==== AVAILABLE RECORDS

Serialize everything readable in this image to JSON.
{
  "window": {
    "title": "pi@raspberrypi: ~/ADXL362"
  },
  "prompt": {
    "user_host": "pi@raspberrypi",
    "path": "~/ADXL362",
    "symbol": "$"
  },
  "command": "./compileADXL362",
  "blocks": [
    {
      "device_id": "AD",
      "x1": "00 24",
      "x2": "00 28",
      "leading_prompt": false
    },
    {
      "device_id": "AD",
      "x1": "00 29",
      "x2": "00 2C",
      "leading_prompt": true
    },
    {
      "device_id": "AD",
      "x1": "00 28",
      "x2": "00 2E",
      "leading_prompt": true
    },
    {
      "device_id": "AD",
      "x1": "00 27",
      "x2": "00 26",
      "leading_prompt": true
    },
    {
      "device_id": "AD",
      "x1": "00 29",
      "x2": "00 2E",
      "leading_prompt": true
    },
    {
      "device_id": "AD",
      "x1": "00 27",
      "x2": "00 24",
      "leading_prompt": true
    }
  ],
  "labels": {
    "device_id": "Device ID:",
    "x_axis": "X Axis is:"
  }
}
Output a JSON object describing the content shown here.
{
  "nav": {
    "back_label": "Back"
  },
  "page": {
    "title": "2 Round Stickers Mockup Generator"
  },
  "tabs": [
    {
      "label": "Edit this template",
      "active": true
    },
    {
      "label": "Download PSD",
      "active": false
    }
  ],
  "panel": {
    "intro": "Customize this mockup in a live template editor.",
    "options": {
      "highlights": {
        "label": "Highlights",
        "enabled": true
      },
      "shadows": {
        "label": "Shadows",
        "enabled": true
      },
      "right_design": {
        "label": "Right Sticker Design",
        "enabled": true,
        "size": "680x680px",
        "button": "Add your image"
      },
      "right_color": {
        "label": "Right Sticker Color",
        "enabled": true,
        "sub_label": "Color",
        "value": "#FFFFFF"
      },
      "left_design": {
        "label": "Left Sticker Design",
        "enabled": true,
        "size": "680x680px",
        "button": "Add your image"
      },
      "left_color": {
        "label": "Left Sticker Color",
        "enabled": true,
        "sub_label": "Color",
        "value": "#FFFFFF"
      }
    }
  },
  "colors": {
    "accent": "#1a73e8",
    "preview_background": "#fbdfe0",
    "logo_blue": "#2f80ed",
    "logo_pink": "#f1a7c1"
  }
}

========

TASK TO CARRY OUT: Set out the complete listing exactly as shown.

SOLUTION TO THE EXERCISE:
Serialize everything readable in this image to JSON.
{
  "window": {
    "title": "pi@raspberrypi: ~/ADXL362"
  },
  "prompt": {
    "user_host": "pi@raspberrypi",
    "path": "~/ADXL362",
    "symbol": "$"
  },
  "command": "./compileADXL362",
  "blocks": [
    {
      "device_id": "AD",
      "x1": "00 24",
      "x2": "00 28",
      "leading_prompt": false
    },
    {
      "device_id": "AD",
      "x1": "00 29",
      "x2": "00 2C",
      "leading_prompt": true
    },
    {
      "device_id": "AD",
      "x1": "00 28",
      "x2": "00 2E",
      "leading_prompt": true
    },
    {
      "device_id": "AD",
      "x1": "00 27",
      "x2": "00 26",
      "leading_prompt": true
    },
    {
      "device_id": "AD",
      "x1": "00 29",
      "x2": "00 2E",
      "leading_prompt": true
    },
    {
      "device_id": "AD",
      "x1": "00 27",
      "x2": "00 24",
      "leading_prompt": true
    }
  ],
  "labels": {
    "device_id": "Device ID:",
    "x_axis": "X Axis is:"
  }
}
Output a JSON object describing the content shown here.
{
  "nav": {
    "back_label": "Back"
  },
  "page": {
    "title": "2 Round Stickers Mockup Generator"
  },
  "tabs": [
    {
      "label": "Edit this template",
      "active": true
    },
    {
      "label": "Download PSD",
      "active": false
    }
  ],
  "panel": {
    "intro": "Customize this mockup in a live template editor.",
    "options": {
      "highlights": {
        "label": "Highlights",
        "enabled": true
      },
      "shadows": {
        "label": "Shadows",
        "enabled": true
      },
      "right_design": {
        "label": "Right Sticker Design",
        "enabled": true,
        "size": "680x680px",
        "button": "Add your image"
      },
      "right_color": {
        "label": "Right Sticker Color",
        "enabled": true,
        "sub_label": "Color",
        "value": "#FFFFFF"
      },
      "left_design": {
        "label": "Left Sticker Design",
        "enabled": true,
        "size": "680x680px",
        "button": "Add your image"
      },
      "left_color": {
        "label": "Left Sticker Color",
        "enabled": true,
        "sub_label": "Color",
        "value": "#FFFFFF"
      }
    }
  },
  "colors": {
    "accent": "#1a73e8",
    "preview_background": "#fbdfe0",
    "logo_blue": "#2f80ed",
    "logo_pink": "#f1a7c1"
  }
}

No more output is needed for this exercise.